Extracted records.
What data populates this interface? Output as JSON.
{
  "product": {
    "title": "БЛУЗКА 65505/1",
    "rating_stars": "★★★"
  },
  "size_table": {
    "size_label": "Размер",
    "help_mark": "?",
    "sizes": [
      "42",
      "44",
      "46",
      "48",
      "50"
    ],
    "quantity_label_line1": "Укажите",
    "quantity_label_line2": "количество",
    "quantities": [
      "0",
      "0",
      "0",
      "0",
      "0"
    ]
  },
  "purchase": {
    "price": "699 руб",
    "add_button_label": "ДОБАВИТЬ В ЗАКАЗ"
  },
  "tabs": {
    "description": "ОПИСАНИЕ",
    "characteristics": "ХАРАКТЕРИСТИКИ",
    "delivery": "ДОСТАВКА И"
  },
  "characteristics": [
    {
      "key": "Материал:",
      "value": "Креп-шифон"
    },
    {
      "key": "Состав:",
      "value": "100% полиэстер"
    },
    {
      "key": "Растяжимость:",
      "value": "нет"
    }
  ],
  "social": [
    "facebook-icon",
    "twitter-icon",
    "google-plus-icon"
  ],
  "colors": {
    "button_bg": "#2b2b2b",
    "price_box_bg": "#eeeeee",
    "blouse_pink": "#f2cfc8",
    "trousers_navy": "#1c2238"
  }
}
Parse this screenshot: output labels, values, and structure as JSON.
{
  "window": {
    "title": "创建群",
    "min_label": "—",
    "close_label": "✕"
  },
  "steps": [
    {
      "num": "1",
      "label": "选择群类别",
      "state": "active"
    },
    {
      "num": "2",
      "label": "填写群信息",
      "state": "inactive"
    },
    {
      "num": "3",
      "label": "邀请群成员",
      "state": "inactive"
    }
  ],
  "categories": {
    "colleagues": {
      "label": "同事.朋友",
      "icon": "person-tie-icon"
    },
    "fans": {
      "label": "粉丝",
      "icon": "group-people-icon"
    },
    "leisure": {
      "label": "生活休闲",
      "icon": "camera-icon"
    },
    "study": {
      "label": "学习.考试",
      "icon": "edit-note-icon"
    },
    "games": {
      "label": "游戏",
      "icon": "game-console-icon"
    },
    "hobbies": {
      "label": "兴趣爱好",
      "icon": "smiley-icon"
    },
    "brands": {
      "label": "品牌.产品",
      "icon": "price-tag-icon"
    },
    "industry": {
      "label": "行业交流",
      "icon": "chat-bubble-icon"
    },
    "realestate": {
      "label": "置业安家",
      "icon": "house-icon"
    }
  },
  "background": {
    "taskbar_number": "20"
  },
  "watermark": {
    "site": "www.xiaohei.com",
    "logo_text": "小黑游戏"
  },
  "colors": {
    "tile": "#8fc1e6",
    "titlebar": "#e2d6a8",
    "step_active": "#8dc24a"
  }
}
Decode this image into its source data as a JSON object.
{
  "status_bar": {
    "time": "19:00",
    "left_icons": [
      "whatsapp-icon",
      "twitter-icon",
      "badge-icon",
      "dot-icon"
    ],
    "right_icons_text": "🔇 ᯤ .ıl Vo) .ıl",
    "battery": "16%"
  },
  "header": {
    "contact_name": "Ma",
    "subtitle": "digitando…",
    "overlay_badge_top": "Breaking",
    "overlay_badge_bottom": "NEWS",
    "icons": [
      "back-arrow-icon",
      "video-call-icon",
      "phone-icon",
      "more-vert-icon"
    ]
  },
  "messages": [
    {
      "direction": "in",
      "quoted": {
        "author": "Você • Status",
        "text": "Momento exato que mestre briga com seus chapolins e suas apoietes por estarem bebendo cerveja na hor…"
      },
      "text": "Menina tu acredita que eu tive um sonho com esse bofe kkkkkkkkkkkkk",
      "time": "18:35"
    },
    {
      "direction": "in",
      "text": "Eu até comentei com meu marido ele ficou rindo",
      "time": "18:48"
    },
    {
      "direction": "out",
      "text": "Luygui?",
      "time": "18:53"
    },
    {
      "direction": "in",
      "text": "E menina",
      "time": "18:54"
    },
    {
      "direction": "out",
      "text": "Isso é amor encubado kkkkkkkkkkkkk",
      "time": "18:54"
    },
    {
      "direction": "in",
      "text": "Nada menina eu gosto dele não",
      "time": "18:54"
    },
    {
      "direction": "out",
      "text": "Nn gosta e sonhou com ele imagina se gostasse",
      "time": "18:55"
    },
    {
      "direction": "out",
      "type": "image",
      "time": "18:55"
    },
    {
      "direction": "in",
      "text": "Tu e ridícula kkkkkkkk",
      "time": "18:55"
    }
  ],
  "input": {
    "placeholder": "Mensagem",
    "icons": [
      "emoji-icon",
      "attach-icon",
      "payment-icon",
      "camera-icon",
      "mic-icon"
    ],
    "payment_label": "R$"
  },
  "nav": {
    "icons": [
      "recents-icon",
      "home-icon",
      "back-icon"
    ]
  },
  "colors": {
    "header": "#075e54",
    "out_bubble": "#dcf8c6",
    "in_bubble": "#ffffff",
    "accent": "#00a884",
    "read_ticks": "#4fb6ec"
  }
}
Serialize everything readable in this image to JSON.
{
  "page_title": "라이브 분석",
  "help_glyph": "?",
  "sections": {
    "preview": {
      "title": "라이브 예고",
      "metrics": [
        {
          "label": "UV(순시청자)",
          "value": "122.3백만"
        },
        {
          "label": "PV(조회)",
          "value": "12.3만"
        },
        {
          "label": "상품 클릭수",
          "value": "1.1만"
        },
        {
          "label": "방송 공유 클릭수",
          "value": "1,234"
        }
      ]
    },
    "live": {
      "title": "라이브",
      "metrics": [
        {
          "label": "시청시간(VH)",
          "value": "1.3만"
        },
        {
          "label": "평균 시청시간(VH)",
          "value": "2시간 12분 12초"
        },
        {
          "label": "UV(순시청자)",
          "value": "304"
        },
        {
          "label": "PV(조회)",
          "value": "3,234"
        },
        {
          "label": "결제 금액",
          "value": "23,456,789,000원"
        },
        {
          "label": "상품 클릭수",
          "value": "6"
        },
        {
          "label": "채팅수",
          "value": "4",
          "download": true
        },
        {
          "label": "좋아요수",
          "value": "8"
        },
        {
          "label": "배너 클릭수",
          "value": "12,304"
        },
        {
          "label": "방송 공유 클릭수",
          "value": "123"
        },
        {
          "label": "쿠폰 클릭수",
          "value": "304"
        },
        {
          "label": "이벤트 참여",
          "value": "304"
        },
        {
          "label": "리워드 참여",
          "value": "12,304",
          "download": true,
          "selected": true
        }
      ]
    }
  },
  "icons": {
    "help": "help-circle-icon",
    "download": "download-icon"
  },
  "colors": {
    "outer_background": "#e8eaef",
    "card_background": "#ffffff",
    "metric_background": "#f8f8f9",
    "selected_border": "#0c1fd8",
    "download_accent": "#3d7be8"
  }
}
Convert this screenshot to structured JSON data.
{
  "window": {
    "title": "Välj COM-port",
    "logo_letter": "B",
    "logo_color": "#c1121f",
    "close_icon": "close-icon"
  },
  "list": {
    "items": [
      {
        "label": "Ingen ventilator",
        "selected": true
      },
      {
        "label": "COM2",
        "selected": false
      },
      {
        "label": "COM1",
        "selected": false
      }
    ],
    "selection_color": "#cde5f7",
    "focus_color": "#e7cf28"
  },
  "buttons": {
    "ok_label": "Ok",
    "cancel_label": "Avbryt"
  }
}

Challenge. Each entry above needs to be retyped exactly.

Written reply.
What data populates this interface? Output as JSON.
{
  "product": {
    "title": "БЛУЗКА 65505/1",
    "rating_stars": "★★★"
  },
  "size_table": {
    "size_label": "Размер",
    "help_mark": "?",
    "sizes": [
      "42",
      "44",
      "46",
      "48",
      "50"
    ],
    "quantity_label_line1": "Укажите",
    "quantity_label_line2": "количество",
    "quantities": [
      "0",
      "0",
      "0",
      "0",
      "0"
    ]
  },
  "purchase": {
    "price": "699 руб",
    "add_button_label": "ДОБАВИТЬ В ЗАКАЗ"
  },
  "tabs": {
    "description": "ОПИСАНИЕ",
    "characteristics": "ХАРАКТЕРИСТИКИ",
    "delivery": "ДОСТАВКА И"
  },
  "characteristics": [
    {
      "key": "Материал:",
      "value": "Креп-шифон"
    },
    {
      "key": "Состав:",
      "value": "100% полиэстер"
    },
    {
      "key": "Растяжимость:",
      "value": "нет"
    }
  ],
  "social": [
    "facebook-icon",
    "twitter-icon",
    "google-plus-icon"
  ],
  "colors": {
    "button_bg": "#2b2b2b",
    "price_box_bg": "#eeeeee",
    "blouse_pink": "#f2cfc8",
    "trousers_navy": "#1c2238"
  }
}
Parse this screenshot: output labels, values, and structure as JSON.
{
  "window": {
    "title": "创建群",
    "min_label": "—",
    "close_label": "✕"
  },
  "steps": [
    {
      "num": "1",
      "label": "选择群类别",
      "state": "active"
    },
    {
      "num": "2",
      "label": "填写群信息",
      "state": "inactive"
    },
    {
      "num": "3",
      "label": "邀请群成员",
      "state": "inactive"
    }
  ],
  "categories": {
    "colleagues": {
      "label": "同事.朋友",
      "icon": "person-tie-icon"
    },
    "fans": {
      "label": "粉丝",
      "icon": "group-people-icon"
    },
    "leisure": {
      "label": "生活休闲",
      "icon": "camera-icon"
    },
    "study": {
      "label": "学习.考试",
      "icon": "edit-note-icon"
    },
    "games": {
      "label": "游戏",
      "icon": "game-console-icon"
    },
    "hobbies": {
      "label": "兴趣爱好",
      "icon": "smiley-icon"
    },
    "brands": {
      "label": "品牌.产品",
      "icon": "price-tag-icon"
    },
    "industry": {
      "label": "行业交流",
      "icon": "chat-bubble-icon"
    },
    "realestate": {
      "label": "置业安家",
      "icon": "house-icon"
    }
  },
  "background": {
    "taskbar_number": "20"
  },
  "watermark": {
    "site": "www.xiaohei.com",
    "logo_text": "小黑游戏"
  },
  "colors": {
    "tile": "#8fc1e6",
    "titlebar": "#e2d6a8",
    "step_active": "#8dc24a"
  }
}
Decode this image into its source data as a JSON object.
{
  "status_bar": {
    "time": "19:00",
    "left_icons": [
      "whatsapp-icon",
      "twitter-icon",
      "badge-icon",
      "dot-icon"
    ],
    "right_icons_text": "🔇 ᯤ .ıl Vo) .ıl",
    "battery": "16%"
  },
  "header": {
    "contact_name": "Ma",
    "subtitle": "digitando…",
    "overlay_badge_top": "Breaking",
    "overlay_badge_bottom": "NEWS",
    "icons": [
      "back-arrow-icon",
      "video-call-icon",
      "phone-icon",
      "more-vert-icon"
    ]
  },
  "messages": [
    {
      "direction": "in",
      "quoted": {
        "author": "Você • Status",
        "text": "Momento exato que mestre briga com seus chapolins e suas apoietes por estarem bebendo cerveja na hor…"
      },
      "text": "Menina tu acredita que eu tive um sonho com esse bofe kkkkkkkkkkkkk",
      "time": "18:35"
    },
    {
      "direction": "in",
      "text": "Eu até comentei com meu marido ele ficou rindo",
      "time": "18:48"
    },
    {
      "direction": "out",
      "text": "Luygui?",
      "time": "18:53"
    },
    {
      "direction": "in",
      "text": "E menina",
      "time": "18:54"
    },
    {
      "direction": "out",
      "text": "Isso é amor encubado kkkkkkkkkkkkk",
      "time": "18:54"
    },
    {
      "direction": "in",
      "text": "Nada menina eu gosto dele não",
      "time": "18:54"
    },
    {
      "direction": "out",
      "text": "Nn gosta e sonhou com ele imagina se gostasse",
      "time": "18:55"
    },
    {
      "direction": "out",
      "type": "image",
      "time": "18:55"
    },
    {
      "direction": "in",
      "text": "Tu e ridícula kkkkkkkk",
      "time": "18:55"
    }
  ],
  "input": {
    "placeholder": "Mensagem",
    "icons": [
      "emoji-icon",
      "attach-icon",
      "payment-icon",
      "camera-icon",
      "mic-icon"
    ],
    "payment_label": "R$"
  },
  "nav": {
    "icons": [
      "recents-icon",
      "home-icon",
      "back-icon"
    ]
  },
  "colors": {
    "header": "#075e54",
    "out_bubble": "#dcf8c6",
    "in_bubble": "#ffffff",
    "accent": "#00a884",
    "read_ticks": "#4fb6ec"
  }
}
Serialize everything readable in this image to JSON.
{
  "page_title": "라이브 분석",
  "help_glyph": "?",
  "sections": {
    "preview": {
      "title": "라이브 예고",
      "metrics": [
        {
          "label": "UV(순시청자)",
          "value": "122.3백만"
        },
        {
          "label": "PV(조회)",
          "value": "12.3만"
        },
        {
          "label": "상품 클릭수",
          "value": "1.1만"
        },
        {
          "label": "방송 공유 클릭수",
          "value": "1,234"
        }
      ]
    },
    "live": {
      "title": "라이브",
      "metrics": [
        {
          "label": "시청시간(VH)",
          "value": "1.3만"
        },
        {
          "label": "평균 시청시간(VH)",
          "value": "2시간 12분 12초"
        },
        {
          "label": "UV(순시청자)",
          "value": "304"
        },
        {
          "label": "PV(조회)",
          "value": "3,234"
        },
        {
          "label": "결제 금액",
          "value": "23,456,789,000원"
        },
        {
          "label": "상품 클릭수",
          "value": "6"
        },
        {
          "label": "채팅수",
          "value": "4",
          "download": true
        },
        {
          "label": "좋아요수",
          "value": "8"
        },
        {
          "label": "배너 클릭수",
          "value": "12,304"
        },
        {
          "label": "방송 공유 클릭수",
          "value": "123"
        },
        {
          "label": "쿠폰 클릭수",
          "value": "304"
        },
        {
          "label": "이벤트 참여",
          "value": "304"
        },
        {
          "label": "리워드 참여",
          "value": "12,304",
          "download": true,
          "selected": true
        }
      ]
    }
  },
  "icons": {
    "help": "help-circle-icon",
    "download": "download-icon"
  },
  "colors": {
    "outer_background": "#e8eaef",
    "card_background": "#ffffff",
    "metric_background": "#f8f8f9",
    "selected_border": "#0c1fd8",
    "download_accent": "#3d7be8"
  }
}
Convert this screenshot to structured JSON data.
{
  "window": {
    "title": "Välj COM-port",
    "logo_letter": "B",
    "logo_color": "#c1121f",
    "close_icon": "close-icon"
  },
  "list": {
    "items": [
      {
        "label": "Ingen ventilator",
        "selected": true
      },
      {
        "label": "COM2",
        "selected": false
      },
      {
        "label": "COM1",
        "selected": false
      }
    ],
    "selection_color": "#cde5f7",
    "focus_color": "#e7cf28"
  },
  "buttons": {
    "ok_label": "Ok",
    "cancel_label": "Avbryt"
  }
}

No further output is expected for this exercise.